→ Source extract:
* * *

Ammonia (NH3) was found to be a major byproduct, in particular when high amounts of ethanol were used in the fuel mixture. Therefore the Cu/ZSM-5 catalyst was added as an NH3 oxidation component and to improve the high-temperature activity, as previously reported by Long and Yang (10). The influence of the catalyst preparation procedure and operating conditions were investigated in order to optimise the dual-bed catalyst system. The Ag/Al2O3 catalysts were characterised by various techniques, including transmission electron microscopy (TEM), UV-vis spectroscopy, hydrogen temperature-programmed reduction (H2-TPR) and X-ray (excited) photoelectron spectroscopy (XPS).

Increasing the silver loading improved the low-temperature activity but reduced the high-temperature activity. For high-temperature use, the optimum loading was determined to be 3.8 wt.% Ag. A similar effect was observed with the addition of ethanol, which improved low-temperature activity by around 25% but negatively impacted the activity at temperatures above 350°C. A loss of low-temperature activity was observed when the C1:NOx ratio was greater than 8; this is most likely due to the build-up of hydrocarbons coking the catalyst.

The drying temperature used during the preparation of the Ag/Al2O3 catalyst was found to have a significant impact on its catalytic activity. The Ag/Al2O3 catalyst exhibited poor activity for NOx conversion to nitrogen (N2) when dried at 65°C, but was active for the unselective catalytic formation of NH3. It was reported that the catalysts had to be dried at temperatures above 80°C to achieve good conversion of NOx to N2, and the best performance was obtained by using a drying temperature of 110°C. The TEM and UV-vis characterisation results showed that the catalyst dried at 65°C had larger particle sizes (∼ 14 nm) and a wider particle size distribution, while the 110°C-dried catalyst contained less metallic silver, and had a smaller average particle size (∼ 8 nm) and narrower particle size distribution.

XPS results were also presented. Kim concluded from these that the ionic silver species were the active sites for NOx reduction to N2, and that the metallic silver sites were active for NOx reduction to NH3. However, this contradicts the other characterisation results, and together with the large experimental errors reported, this would call into question the accuracy and validity of the XPS results. Further, during the discussions, it was suggested that the most likely influence of the Cu/ZSM-5 catalysts was not NH3 oxidation, but rather its activity for NH3-SCR, which leads to an improvement in the high-temperature activity of the catalyst system.

Continuing with presentations based on HC-SCR studies over a Ag/Al2O3 catalytic bed, the influence of biodiesel fuel over a microreactor was discussed next. Biodiesel is an interesting and growing area of research, in particular as the EU has mandated the use of certain percentages of biodiesel in vehicle fuel, with set targets for 2010 (11). However, there are a number of challenges involved in the use of biodiesels, including the fact that they are known to produce more NOx than oil-derived diesel. The presentation given here, by José R. Hernández (Åbo Akademi University, Finland), was entitled ‘A Combination between a Low- and a High-Temperature Catalyst for the SCR of NOx Using Second-Generation Biodiesel in Microchannels’.

* * *

→ Exercise data:
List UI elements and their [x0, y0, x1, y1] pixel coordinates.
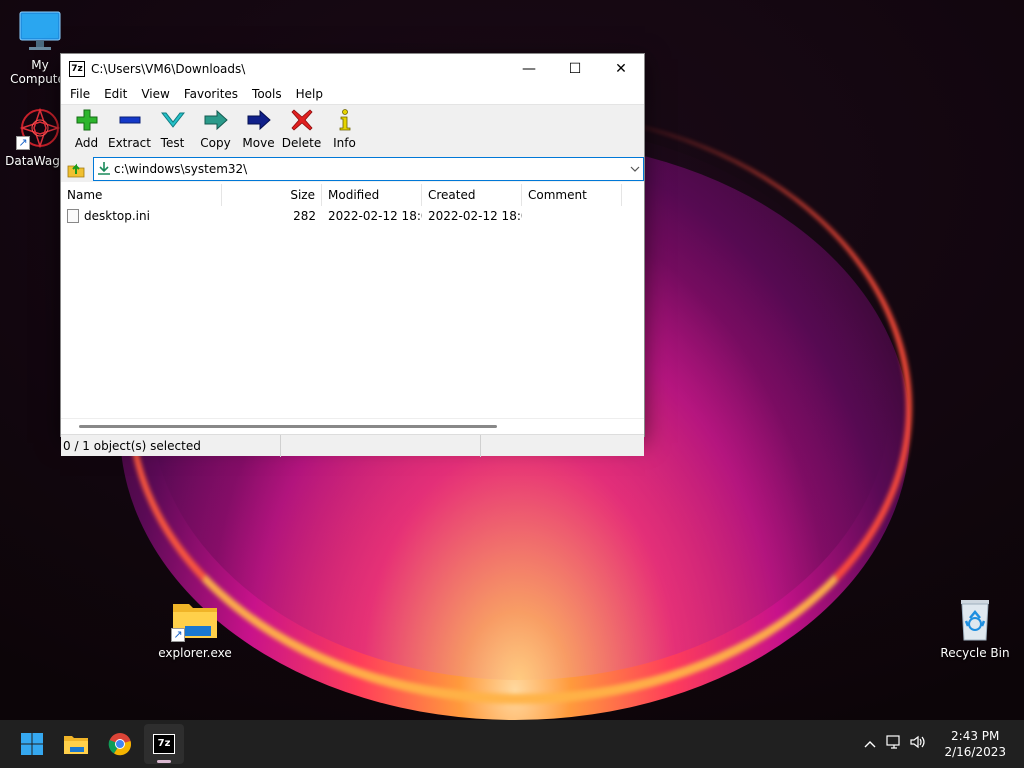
volume-icon[interactable] — [906, 735, 930, 753]
extract-label: Extract — [108, 136, 151, 150]
settings-file-icon — [67, 209, 79, 223]
toolbar: Add Extract Test Copy Move Delete Info — [61, 104, 644, 156]
column-header-name[interactable]: Name — [61, 183, 222, 206]
taskbar-7zip[interactable]: 7z — [144, 724, 184, 764]
add-label: Add — [74, 136, 99, 150]
status-bar: 0 / 1 object(s) selected — [61, 434, 644, 457]
close-button[interactable]: ✕ — [598, 54, 644, 84]
parent-folder-button[interactable] — [65, 158, 87, 180]
chrome-icon — [108, 733, 132, 756]
shortcut-arrow-icon: ↗ — [16, 136, 30, 150]
column-header-modified[interactable]: Modified — [322, 183, 422, 206]
address-input[interactable] — [114, 162, 627, 176]
copy-button[interactable]: Copy — [194, 108, 237, 150]
monitor-icon — [16, 10, 64, 54]
address-row — [61, 156, 644, 182]
file-list-header: Name Size Modified Created Comment — [61, 183, 644, 206]
datawagon-icon: ↗ — [16, 106, 64, 150]
menu-view[interactable]: View — [134, 87, 176, 101]
checkmark-icon — [160, 108, 185, 132]
extract-button[interactable]: Extract — [108, 108, 151, 150]
network-icon[interactable] — [882, 735, 906, 753]
move-button[interactable]: Move — [237, 108, 280, 150]
menu-edit[interactable]: Edit — [97, 87, 134, 101]
info-button[interactable]: Info — [323, 108, 366, 150]
column-header-comment[interactable]: Comment — [522, 183, 622, 206]
desktop-icon-label: explorer.exe — [158, 646, 232, 660]
desktop-icon-recycle-bin[interactable]: Recycle Bin — [935, 598, 1015, 660]
taskbar-chrome[interactable] — [100, 724, 140, 764]
file-name: desktop.ini — [84, 209, 150, 223]
delete-button[interactable]: Delete — [280, 108, 323, 150]
status-segment — [281, 434, 481, 457]
window-title: C:\Users\VM6\Downloads\ — [91, 62, 246, 76]
desktop-icon-label: Recycle Bin — [940, 646, 1010, 660]
folder-icon — [64, 736, 88, 754]
scrollbar-thumb[interactable] — [79, 425, 497, 428]
system-clock[interactable]: 2:43 PM 2/16/2023 — [944, 728, 1006, 760]
menu-favorites[interactable]: Favorites — [177, 87, 245, 101]
menu-bar: File Edit View Favorites Tools Help — [61, 84, 644, 104]
file-modified: 2022-02-12 18:07 — [328, 209, 422, 223]
test-button[interactable]: Test — [151, 108, 194, 150]
file-manager-window: 7z C:\Users\VM6\Downloads\ — ☐ ✕ File Ed… — [60, 53, 645, 457]
horizontal-scrollbar[interactable] — [61, 418, 644, 434]
column-header-created[interactable]: Created — [422, 183, 522, 206]
up-folder-icon — [67, 163, 85, 178]
start-button[interactable] — [12, 724, 52, 764]
plus-icon — [75, 108, 99, 132]
delete-x-icon — [290, 108, 314, 132]
minimize-button[interactable]: — — [506, 54, 552, 84]
copy-arrow-icon — [204, 108, 228, 132]
file-name-cell: desktop.ini — [61, 209, 222, 223]
test-label: Test — [160, 136, 185, 150]
7zip-app-icon: 7z — [153, 734, 175, 754]
file-list[interactable]: desktop.ini 282 2022-02-12 18:07 2022-02… — [61, 206, 644, 418]
recycle-bin-icon — [951, 598, 999, 642]
delete-label: Delete — [281, 136, 322, 150]
download-arrow-icon — [94, 161, 114, 178]
move-label: Move — [242, 136, 275, 150]
taskbar-file-explorer[interactable] — [56, 724, 96, 764]
move-arrow-icon — [247, 108, 271, 132]
file-created: 2022-02-12 18:07 — [428, 209, 522, 223]
taskbar: 7z 2:43 PM 2/16/2023 — [0, 720, 1024, 768]
shortcut-arrow-icon: ↗ — [171, 628, 185, 642]
column-header-size[interactable]: Size — [222, 183, 322, 206]
maximize-button[interactable]: ☐ — [552, 54, 598, 84]
info-icon — [333, 108, 357, 132]
clock-date: 2/16/2023 — [944, 745, 1006, 759]
chevron-up-icon[interactable] — [858, 737, 882, 752]
clock-time: 2:43 PM — [951, 729, 1000, 743]
windows-logo-icon — [21, 733, 43, 755]
copy-label: Copy — [200, 136, 231, 150]
chevron-down-icon[interactable] — [627, 164, 643, 175]
address-bar[interactable] — [93, 157, 644, 181]
status-segment — [481, 435, 641, 457]
info-label: Info — [333, 136, 356, 150]
7zip-app-icon: 7z — [69, 61, 85, 77]
menu-help[interactable]: Help — [289, 87, 330, 101]
menu-file[interactable]: File — [63, 87, 97, 101]
file-size: 282 — [293, 209, 316, 223]
add-button[interactable]: Add — [65, 108, 108, 150]
system-tray: 2:43 PM 2/16/2023 — [858, 720, 1006, 768]
desktop-icon-explorer[interactable]: ↗ explorer.exe — [155, 598, 235, 660]
minus-icon — [118, 108, 142, 132]
menu-tools[interactable]: Tools — [245, 87, 289, 101]
folder-icon: ↗ — [171, 598, 219, 642]
title-bar[interactable]: 7z C:\Users\VM6\Downloads\ — ☐ ✕ — [61, 54, 644, 84]
status-selection: 0 / 1 object(s) selected — [61, 434, 281, 457]
table-row[interactable]: desktop.ini 282 2022-02-12 18:07 2022-02… — [61, 206, 644, 226]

* * *

→ Task list:
a) Decide whether each statement agrees with the catalyst passage: (i) For high-temperature use, the optimum silver loading was 3.8 wt.% Ag. (ii) The catalyst dried at 65°C had smaller particles than the one dried at 110°C. (iii) Adding ethanol improved activity at temperatures above 350°C. Answer yes or no for each, quoting the passage's deciding words exactly.
b) In the entries, take the lines from the one with "volume-icon[interactable] — [906, 735, 930, 753]" up to and including the one with "chrome-icon — [108, 733, 132, 756]", swap "toolbar" for "ribbon", and return only those lines with everything else unchanged.
The catalyst passage and the entries have no connection to each other.

→ The solutions:
a)
(i) Yes: "For high-temperature use, the optimum loading was determined to be 3.8 wt.% Ag."
(ii) No: "the catalyst dried at 65°C had larger particle sizes (∼ 14 nm)"
(iii) No: "negatively impacted the activity at temperatures above 350°C"

b)
volume-icon[interactable] — [906, 735, 930, 753]
extract-label: Extract — [108, 136, 151, 150]
settings-file-icon — [67, 209, 79, 223]
ribbon: Add Extract Test Copy Move Delete Info — [61, 104, 644, 156]
column-header-name[interactable]: Name — [61, 183, 222, 206]
taskbar-7zip[interactable]: 7z — [144, 724, 184, 764]
add-label: Add — [74, 136, 99, 150]
status-bar: 0 / 1 object(s) selected — [61, 434, 644, 457]
close-button[interactable]: ✕ — [598, 54, 644, 84]
parent-folder-button[interactable] — [65, 158, 87, 180]
chrome-icon — [108, 733, 132, 756]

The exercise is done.